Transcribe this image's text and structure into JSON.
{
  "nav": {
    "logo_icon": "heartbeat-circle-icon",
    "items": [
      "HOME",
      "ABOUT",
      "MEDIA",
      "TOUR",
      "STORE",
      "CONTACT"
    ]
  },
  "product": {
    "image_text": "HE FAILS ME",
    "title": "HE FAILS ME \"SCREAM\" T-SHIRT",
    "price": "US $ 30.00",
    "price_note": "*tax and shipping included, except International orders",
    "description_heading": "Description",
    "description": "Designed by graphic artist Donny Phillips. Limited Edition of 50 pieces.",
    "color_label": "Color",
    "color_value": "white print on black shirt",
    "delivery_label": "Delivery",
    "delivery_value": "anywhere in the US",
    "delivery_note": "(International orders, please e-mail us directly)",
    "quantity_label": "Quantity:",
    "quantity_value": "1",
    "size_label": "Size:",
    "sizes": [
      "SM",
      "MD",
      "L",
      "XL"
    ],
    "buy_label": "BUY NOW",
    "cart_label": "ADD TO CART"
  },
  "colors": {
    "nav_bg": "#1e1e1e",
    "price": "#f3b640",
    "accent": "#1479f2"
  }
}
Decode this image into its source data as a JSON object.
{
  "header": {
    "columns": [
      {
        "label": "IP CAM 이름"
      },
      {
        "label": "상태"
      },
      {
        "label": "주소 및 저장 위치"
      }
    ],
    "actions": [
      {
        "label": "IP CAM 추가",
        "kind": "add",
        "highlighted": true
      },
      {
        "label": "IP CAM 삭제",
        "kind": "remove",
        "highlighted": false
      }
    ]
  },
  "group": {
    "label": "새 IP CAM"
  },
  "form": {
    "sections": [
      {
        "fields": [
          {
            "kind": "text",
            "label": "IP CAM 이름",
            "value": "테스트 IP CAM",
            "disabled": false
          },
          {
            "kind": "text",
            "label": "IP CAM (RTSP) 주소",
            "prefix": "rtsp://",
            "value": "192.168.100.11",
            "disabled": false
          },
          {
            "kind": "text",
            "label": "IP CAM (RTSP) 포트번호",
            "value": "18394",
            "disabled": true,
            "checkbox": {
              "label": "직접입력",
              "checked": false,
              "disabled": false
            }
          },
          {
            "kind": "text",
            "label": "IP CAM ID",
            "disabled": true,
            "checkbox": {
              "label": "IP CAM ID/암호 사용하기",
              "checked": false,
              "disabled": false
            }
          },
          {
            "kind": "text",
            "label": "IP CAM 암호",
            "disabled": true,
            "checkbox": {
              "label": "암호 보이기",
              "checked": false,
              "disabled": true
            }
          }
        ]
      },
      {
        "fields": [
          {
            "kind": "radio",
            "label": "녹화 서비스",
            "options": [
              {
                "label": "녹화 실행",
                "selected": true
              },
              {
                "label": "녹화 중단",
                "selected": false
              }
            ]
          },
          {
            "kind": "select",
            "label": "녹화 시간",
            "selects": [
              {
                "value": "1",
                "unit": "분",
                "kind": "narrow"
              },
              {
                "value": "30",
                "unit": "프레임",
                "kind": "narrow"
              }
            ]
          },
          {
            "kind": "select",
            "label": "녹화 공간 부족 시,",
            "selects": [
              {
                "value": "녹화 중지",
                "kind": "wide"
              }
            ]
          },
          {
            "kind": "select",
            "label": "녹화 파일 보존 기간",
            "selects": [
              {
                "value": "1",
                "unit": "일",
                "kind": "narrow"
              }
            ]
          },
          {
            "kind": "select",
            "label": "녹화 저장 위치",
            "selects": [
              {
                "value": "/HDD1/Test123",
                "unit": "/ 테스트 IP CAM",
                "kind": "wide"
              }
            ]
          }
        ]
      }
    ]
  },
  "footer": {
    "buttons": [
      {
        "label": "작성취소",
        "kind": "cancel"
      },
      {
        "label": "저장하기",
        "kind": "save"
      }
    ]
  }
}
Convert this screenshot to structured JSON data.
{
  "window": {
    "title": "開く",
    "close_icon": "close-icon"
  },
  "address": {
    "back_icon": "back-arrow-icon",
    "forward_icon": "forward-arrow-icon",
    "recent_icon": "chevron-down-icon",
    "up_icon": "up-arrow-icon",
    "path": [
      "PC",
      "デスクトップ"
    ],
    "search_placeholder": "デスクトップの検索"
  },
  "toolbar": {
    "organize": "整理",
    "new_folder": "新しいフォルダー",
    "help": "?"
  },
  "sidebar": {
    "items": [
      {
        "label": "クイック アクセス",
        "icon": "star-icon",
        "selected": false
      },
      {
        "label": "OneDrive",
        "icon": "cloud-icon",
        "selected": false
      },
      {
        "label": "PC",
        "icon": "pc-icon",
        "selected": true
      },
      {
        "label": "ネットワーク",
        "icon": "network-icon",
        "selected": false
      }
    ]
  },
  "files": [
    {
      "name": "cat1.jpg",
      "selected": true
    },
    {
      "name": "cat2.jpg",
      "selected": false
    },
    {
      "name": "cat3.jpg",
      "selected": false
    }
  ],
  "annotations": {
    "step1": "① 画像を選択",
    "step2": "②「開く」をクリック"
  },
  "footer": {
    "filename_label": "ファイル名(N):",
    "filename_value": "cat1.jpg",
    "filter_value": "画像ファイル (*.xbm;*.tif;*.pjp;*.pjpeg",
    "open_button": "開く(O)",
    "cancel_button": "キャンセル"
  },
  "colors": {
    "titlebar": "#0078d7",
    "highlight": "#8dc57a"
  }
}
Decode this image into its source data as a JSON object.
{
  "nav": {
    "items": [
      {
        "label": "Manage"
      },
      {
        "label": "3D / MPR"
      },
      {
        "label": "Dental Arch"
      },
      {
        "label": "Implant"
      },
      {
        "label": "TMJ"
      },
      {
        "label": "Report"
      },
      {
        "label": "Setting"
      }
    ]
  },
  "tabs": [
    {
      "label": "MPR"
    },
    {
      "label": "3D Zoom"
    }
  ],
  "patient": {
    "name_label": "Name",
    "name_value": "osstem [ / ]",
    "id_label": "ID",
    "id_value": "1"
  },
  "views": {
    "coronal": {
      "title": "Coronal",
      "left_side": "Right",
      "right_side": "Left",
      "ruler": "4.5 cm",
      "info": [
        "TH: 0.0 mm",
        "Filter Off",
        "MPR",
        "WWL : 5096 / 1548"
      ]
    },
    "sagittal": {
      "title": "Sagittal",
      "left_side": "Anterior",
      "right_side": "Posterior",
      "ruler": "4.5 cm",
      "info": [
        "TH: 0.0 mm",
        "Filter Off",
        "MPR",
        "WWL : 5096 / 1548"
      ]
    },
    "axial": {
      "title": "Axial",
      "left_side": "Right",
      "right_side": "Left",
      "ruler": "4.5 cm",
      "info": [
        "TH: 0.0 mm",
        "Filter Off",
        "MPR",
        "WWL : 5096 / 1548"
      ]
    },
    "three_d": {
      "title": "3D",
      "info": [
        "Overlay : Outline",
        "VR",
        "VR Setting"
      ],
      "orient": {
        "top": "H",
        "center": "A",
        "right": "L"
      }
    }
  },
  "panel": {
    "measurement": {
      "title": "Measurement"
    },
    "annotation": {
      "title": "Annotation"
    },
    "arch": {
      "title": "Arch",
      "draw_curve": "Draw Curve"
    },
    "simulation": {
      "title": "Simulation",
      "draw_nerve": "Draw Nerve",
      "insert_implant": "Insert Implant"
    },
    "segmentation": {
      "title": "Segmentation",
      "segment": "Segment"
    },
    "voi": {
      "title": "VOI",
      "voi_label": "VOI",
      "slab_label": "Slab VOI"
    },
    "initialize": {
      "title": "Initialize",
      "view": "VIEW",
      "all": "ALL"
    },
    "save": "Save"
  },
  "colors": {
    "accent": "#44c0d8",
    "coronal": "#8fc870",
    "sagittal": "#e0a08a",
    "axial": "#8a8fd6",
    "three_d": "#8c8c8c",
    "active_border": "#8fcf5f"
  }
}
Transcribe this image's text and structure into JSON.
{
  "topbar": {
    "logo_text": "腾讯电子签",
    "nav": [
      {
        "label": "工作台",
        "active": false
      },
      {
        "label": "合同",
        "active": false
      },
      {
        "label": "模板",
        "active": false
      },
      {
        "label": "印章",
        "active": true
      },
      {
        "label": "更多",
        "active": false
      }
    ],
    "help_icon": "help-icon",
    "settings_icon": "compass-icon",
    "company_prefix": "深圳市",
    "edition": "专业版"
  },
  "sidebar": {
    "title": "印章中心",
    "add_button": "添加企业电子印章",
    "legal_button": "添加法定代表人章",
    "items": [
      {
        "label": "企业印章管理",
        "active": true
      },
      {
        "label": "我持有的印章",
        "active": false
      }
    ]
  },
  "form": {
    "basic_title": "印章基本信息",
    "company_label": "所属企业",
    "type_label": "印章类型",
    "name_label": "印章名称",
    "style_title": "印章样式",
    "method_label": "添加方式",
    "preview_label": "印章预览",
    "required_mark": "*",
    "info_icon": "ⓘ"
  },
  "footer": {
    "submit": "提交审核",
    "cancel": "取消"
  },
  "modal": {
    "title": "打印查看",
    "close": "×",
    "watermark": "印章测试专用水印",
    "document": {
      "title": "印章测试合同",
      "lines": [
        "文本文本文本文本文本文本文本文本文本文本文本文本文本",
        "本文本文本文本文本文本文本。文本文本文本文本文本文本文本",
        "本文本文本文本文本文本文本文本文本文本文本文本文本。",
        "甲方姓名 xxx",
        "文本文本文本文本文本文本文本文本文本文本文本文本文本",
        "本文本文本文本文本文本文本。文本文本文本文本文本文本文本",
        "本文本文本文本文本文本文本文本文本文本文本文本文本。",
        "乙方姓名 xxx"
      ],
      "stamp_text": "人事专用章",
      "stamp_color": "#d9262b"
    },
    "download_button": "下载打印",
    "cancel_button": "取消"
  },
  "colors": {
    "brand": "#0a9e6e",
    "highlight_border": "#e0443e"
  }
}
--- --- ---
* [WHAT THIS TASK INVOLVES] Find the string "International" in the listing and return every line that holds it.

* [CORRECT ANSWER]
    "price_note": "*tax and shipping included, except International orders",
    "delivery_note": "(International orders, please e-mail us directly)",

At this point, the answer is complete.